Exclude the pictures, then repeat the remaining data exactly.

→ **The records**

══════════════════════════════

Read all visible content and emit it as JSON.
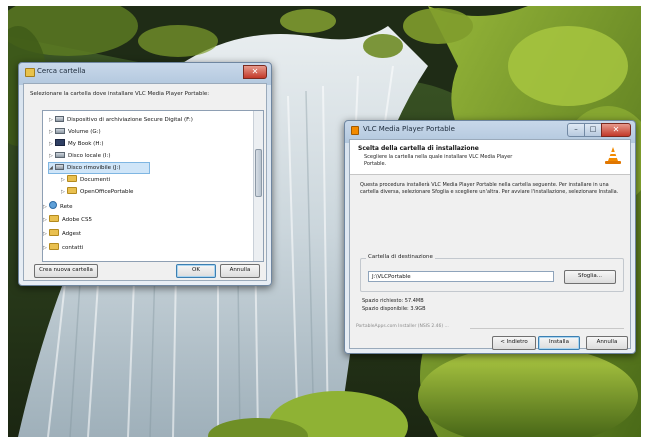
{
  "folder_dialog": {
    "title": "Cerca cartella",
    "description": "Selezionare la cartella dove installare VLC Media Player Portable:",
    "tree": [
      {
        "label": "Dispositivo di archiviazione Secure Digital (F:)",
        "icon": "usb-drive-icon"
      },
      {
        "label": "Volume (G:)",
        "icon": "drive-icon"
      },
      {
        "label": "My Book (H:)",
        "icon": "external-drive-icon"
      },
      {
        "label": "Disco locale (I:)",
        "icon": "drive-icon"
      },
      {
        "label": "Disco rimovibile (J:)",
        "icon": "removable-drive-icon",
        "selected": true,
        "expanded": true
      },
      {
        "label": "Documenti",
        "icon": "folder-icon"
      },
      {
        "label": "OpenOfficePortable",
        "icon": "folder-icon"
      },
      {
        "label": "Rete",
        "icon": "network-icon"
      },
      {
        "label": "Adobe CS5",
        "icon": "folder-icon"
      },
      {
        "label": "Adgest",
        "icon": "folder-icon"
      },
      {
        "label": "contatti",
        "icon": "folder-icon"
      }
    ],
    "new_folder_label": "Crea nuova cartella",
    "ok_label": "OK",
    "cancel_label": "Annulla",
    "close_label": "✕"
  },
  "installer": {
    "title": "VLC Media Player Portable",
    "header_title": "Scelta della cartella di installazione",
    "header_subtitle": "Scegliere la cartella nella quale installare VLC Media Player Portable.",
    "body": "Questa procedura installerà VLC Media Player Portable nella cartella seguente. Per installare in una cartella diversa, selezionare Sfoglia e scegliere un'altra. Per avviare l'installazione, selezionare Installa.",
    "group_label": "Cartella di destinazione",
    "destination_value": "J:\\VLCPortable",
    "browse_label": "Sfoglia...",
    "space_required": "Spazio richiesto: 57.4MB",
    "space_available": "Spazio disponibile: 3.9GB",
    "branding": "PortableApps.com Installer (NSIS 2.46) ...",
    "back_label": "< Indietro",
    "install_label": "Installa",
    "cancel_label": "Annulla",
    "min_label": "–",
    "max_label": "□",
    "close_label": "✕",
    "accent": "#f28a00"
  }
}
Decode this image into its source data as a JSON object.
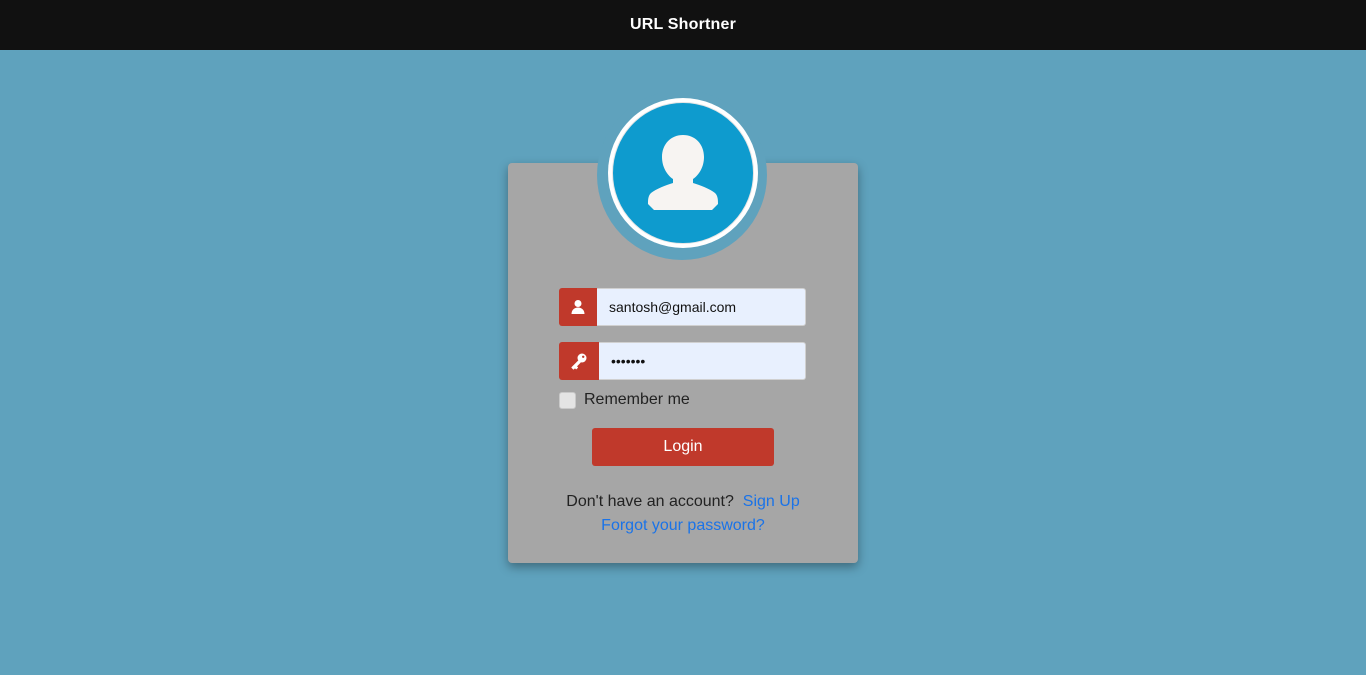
{
  "header": {
    "title": "URL Shortner"
  },
  "avatar": {
    "icon": "user-silhouette-icon",
    "color": "#0e9bce"
  },
  "form": {
    "email": {
      "icon": "user-icon",
      "value": "santosh@gmail.com"
    },
    "password": {
      "icon": "key-icon",
      "value": "•••••••"
    },
    "remember_label": "Remember me",
    "login_label": "Login",
    "signup_prompt": "Don't have an account?",
    "signup_link": "Sign Up",
    "forgot_link": "Forgot your password?"
  },
  "colors": {
    "background": "#5fa2bd",
    "header": "#111111",
    "card": "#a6a6a6",
    "accent": "#c0392b",
    "link": "#1a73e8"
  }
}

══════════════════════════════

→ **Solution**
Read all visible content and emit it as JSON.
{
  "folder_dialog": {
    "title": "Cerca cartella",
    "description": "Selezionare la cartella dove installare VLC Media Player Portable:",
    "tree": [
      {
        "label": "Dispositivo di archiviazione Secure Digital (F:)",
        "icon": "usb-drive-icon"
      },
      {
        "label": "Volume (G:)",
        "icon": "drive-icon"
      },
      {
        "label": "My Book (H:)",
        "icon": "external-drive-icon"
      },
      {
        "label": "Disco locale (I:)",
        "icon": "drive-icon"
      },
      {
        "label": "Disco rimovibile (J:)",
        "icon": "removable-drive-icon",
        "selected": true,
        "expanded": true
      },
      {
        "label": "Documenti",
        "icon": "folder-icon"
      },
      {
        "label": "OpenOfficePortable",
        "icon": "folder-icon"
      },
      {
        "label": "Rete",
        "icon": "network-icon"
      },
      {
        "label": "Adobe CS5",
        "icon": "folder-icon"
      },
      {
        "label": "Adgest",
        "icon": "folder-icon"
      },
      {
        "label": "contatti",
        "icon": "folder-icon"
      }
    ],
    "new_folder_label": "Crea nuova cartella",
    "ok_label": "OK",
    "cancel_label": "Annulla",
    "close_label": "✕"
  },
  "installer": {
    "title": "VLC Media Player Portable",
    "header_title": "Scelta della cartella di installazione",
    "header_subtitle": "Scegliere la cartella nella quale installare VLC Media Player Portable.",
    "body": "Questa procedura installerà VLC Media Player Portable nella cartella seguente. Per installare in una cartella diversa, selezionare Sfoglia e scegliere un'altra. Per avviare l'installazione, selezionare Installa.",
    "group_label": "Cartella di destinazione",
    "destination_value": "J:\\VLCPortable",
    "browse_label": "Sfoglia...",
    "space_required": "Spazio richiesto: 57.4MB",
    "space_available": "Spazio disponibile: 3.9GB",
    "branding": "PortableApps.com Installer (NSIS 2.46) ...",
    "back_label": "< Indietro",
    "install_label": "Installa",
    "cancel_label": "Annulla",
    "min_label": "–",
    "max_label": "□",
    "close_label": "✕",
    "accent": "#f28a00"
  }
}
Decode this image into its source data as a JSON object.
{
  "header": {
    "title": "URL Shortner"
  },
  "avatar": {
    "icon": "user-silhouette-icon",
    "color": "#0e9bce"
  },
  "form": {
    "email": {
      "icon": "user-icon",
      "value": "santosh@gmail.com"
    },
    "password": {
      "icon": "key-icon",
      "value": "•••••••"
    },
    "remember_label": "Remember me",
    "login_label": "Login",
    "signup_prompt": "Don't have an account?",
    "signup_link": "Sign Up",
    "forgot_link": "Forgot your password?"
  },
  "colors": {
    "background": "#5fa2bd",
    "header": "#111111",
    "card": "#a6a6a6",
    "accent": "#c0392b",
    "link": "#1a73e8"
  }
}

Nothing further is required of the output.